■ WHAT IS EXPECTED ■
Leave out the pictures and copy everything else in the entries exactly.

Items listed in a dataset:

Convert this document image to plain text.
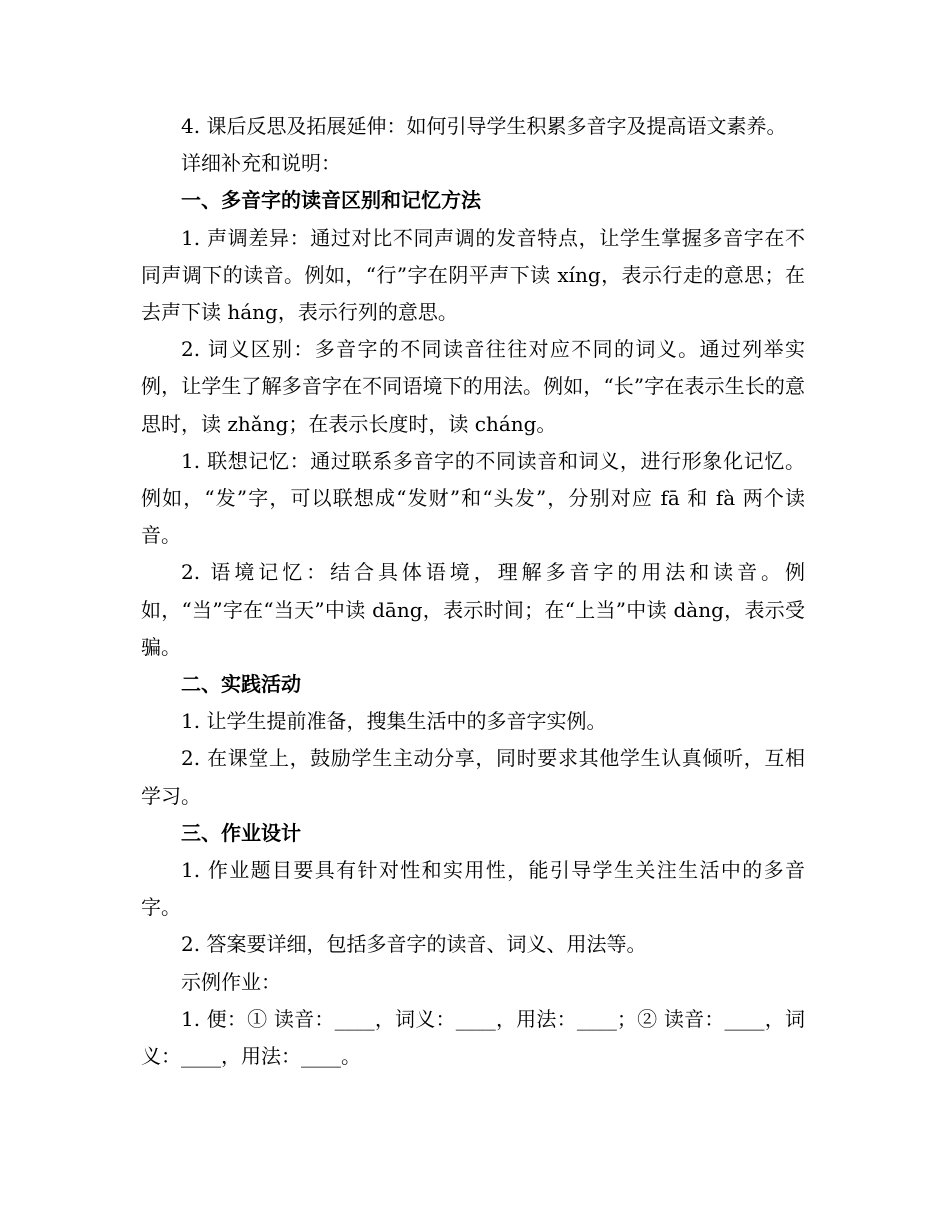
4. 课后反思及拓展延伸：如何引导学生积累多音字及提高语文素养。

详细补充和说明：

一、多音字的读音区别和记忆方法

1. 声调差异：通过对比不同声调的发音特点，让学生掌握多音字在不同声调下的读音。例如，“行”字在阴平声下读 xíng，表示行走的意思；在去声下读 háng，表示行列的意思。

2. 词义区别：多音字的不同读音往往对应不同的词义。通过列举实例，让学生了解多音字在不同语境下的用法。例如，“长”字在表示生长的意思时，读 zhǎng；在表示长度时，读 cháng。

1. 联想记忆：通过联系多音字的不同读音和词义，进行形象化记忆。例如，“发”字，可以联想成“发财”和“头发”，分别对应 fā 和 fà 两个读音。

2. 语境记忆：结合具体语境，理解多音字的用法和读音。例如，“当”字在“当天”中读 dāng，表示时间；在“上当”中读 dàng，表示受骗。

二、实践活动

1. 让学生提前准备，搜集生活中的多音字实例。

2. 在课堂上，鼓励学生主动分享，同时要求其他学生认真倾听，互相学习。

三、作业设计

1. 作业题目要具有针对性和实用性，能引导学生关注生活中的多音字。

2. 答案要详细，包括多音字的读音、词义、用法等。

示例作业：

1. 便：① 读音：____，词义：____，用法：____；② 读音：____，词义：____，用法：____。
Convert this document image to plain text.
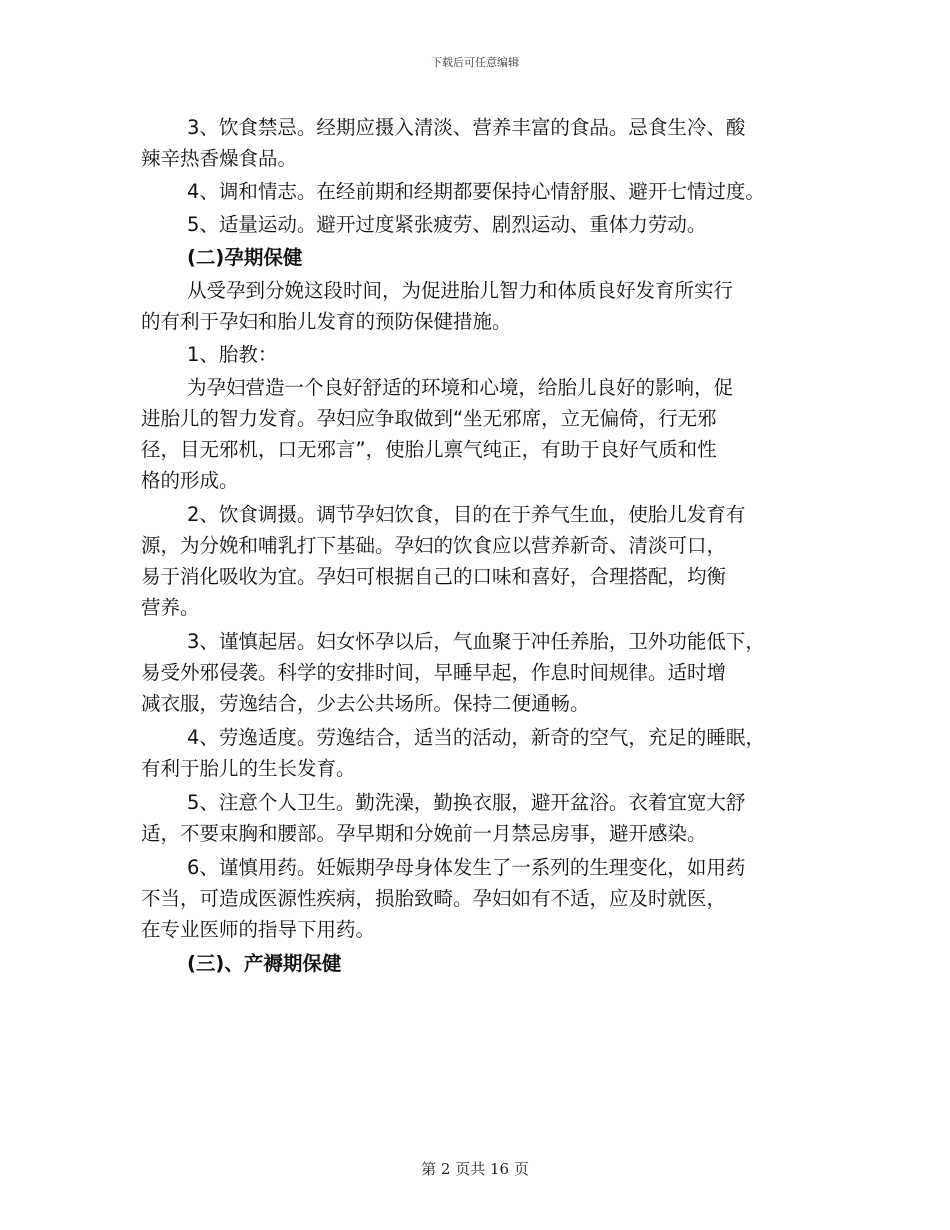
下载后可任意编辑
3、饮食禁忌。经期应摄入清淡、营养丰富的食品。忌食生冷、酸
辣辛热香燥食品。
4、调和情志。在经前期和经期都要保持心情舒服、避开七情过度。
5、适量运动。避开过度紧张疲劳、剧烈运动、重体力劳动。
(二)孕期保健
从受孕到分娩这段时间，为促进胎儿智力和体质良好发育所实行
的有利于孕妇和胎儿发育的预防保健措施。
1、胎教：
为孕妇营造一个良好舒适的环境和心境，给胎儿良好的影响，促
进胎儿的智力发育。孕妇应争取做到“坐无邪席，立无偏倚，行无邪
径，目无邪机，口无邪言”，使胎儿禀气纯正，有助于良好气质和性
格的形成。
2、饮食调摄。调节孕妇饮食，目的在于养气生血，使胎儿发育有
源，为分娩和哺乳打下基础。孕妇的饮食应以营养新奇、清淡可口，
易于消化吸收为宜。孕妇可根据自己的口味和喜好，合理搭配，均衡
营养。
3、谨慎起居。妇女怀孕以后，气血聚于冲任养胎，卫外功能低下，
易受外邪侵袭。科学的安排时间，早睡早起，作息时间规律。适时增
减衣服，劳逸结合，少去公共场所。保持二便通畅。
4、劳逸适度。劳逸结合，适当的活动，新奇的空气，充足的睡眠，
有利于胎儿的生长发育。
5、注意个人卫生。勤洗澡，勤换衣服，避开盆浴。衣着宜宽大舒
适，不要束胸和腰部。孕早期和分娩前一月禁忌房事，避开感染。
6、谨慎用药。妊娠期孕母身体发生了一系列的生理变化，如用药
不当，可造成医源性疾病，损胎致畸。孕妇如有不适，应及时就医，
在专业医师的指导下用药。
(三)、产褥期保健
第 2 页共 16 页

■ THE REPLY ■
Convert this document image to plain text.
4. 课后反思及拓展延伸：如何引导学生积累多音字及提高语文素养。

详细补充和说明：

一、多音字的读音区别和记忆方法

1. 声调差异：通过对比不同声调的发音特点，让学生掌握多音字在不同声调下的读音。例如，“行”字在阴平声下读 xíng，表示行走的意思；在去声下读 háng，表示行列的意思。

2. 词义区别：多音字的不同读音往往对应不同的词义。通过列举实例，让学生了解多音字在不同语境下的用法。例如，“长”字在表示生长的意思时，读 zhǎng；在表示长度时，读 cháng。

1. 联想记忆：通过联系多音字的不同读音和词义，进行形象化记忆。例如，“发”字，可以联想成“发财”和“头发”，分别对应 fā 和 fà 两个读音。

2. 语境记忆：结合具体语境，理解多音字的用法和读音。例如，“当”字在“当天”中读 dāng，表示时间；在“上当”中读 dàng，表示受骗。

二、实践活动

1. 让学生提前准备，搜集生活中的多音字实例。

2. 在课堂上，鼓励学生主动分享，同时要求其他学生认真倾听，互相学习。

三、作业设计

1. 作业题目要具有针对性和实用性，能引导学生关注生活中的多音字。

2. 答案要详细，包括多音字的读音、词义、用法等。

示例作业：

1. 便：① 读音：____，词义：____，用法：____；② 读音：____，词义：____，用法：____。
Convert this document image to plain text.
下载后可任意编辑
3、饮食禁忌。经期应摄入清淡、营养丰富的食品。忌食生冷、酸
辣辛热香燥食品。
4、调和情志。在经前期和经期都要保持心情舒服、避开七情过度。
5、适量运动。避开过度紧张疲劳、剧烈运动、重体力劳动。
(二)孕期保健
从受孕到分娩这段时间，为促进胎儿智力和体质良好发育所实行
的有利于孕妇和胎儿发育的预防保健措施。
1、胎教：
为孕妇营造一个良好舒适的环境和心境，给胎儿良好的影响，促
进胎儿的智力发育。孕妇应争取做到“坐无邪席，立无偏倚，行无邪
径，目无邪机，口无邪言”，使胎儿禀气纯正，有助于良好气质和性
格的形成。
2、饮食调摄。调节孕妇饮食，目的在于养气生血，使胎儿发育有
源，为分娩和哺乳打下基础。孕妇的饮食应以营养新奇、清淡可口，
易于消化吸收为宜。孕妇可根据自己的口味和喜好，合理搭配，均衡
营养。
3、谨慎起居。妇女怀孕以后，气血聚于冲任养胎，卫外功能低下，
易受外邪侵袭。科学的安排时间，早睡早起，作息时间规律。适时增
减衣服，劳逸结合，少去公共场所。保持二便通畅。
4、劳逸适度。劳逸结合，适当的活动，新奇的空气，充足的睡眠，
有利于胎儿的生长发育。
5、注意个人卫生。勤洗澡，勤换衣服，避开盆浴。衣着宜宽大舒
适，不要束胸和腰部。孕早期和分娩前一月禁忌房事，避开感染。
6、谨慎用药。妊娠期孕母身体发生了一系列的生理变化，如用药
不当，可造成医源性疾病，损胎致畸。孕妇如有不适，应及时就医，
在专业医师的指导下用药。
(三)、产褥期保健
第 2 页共 16 页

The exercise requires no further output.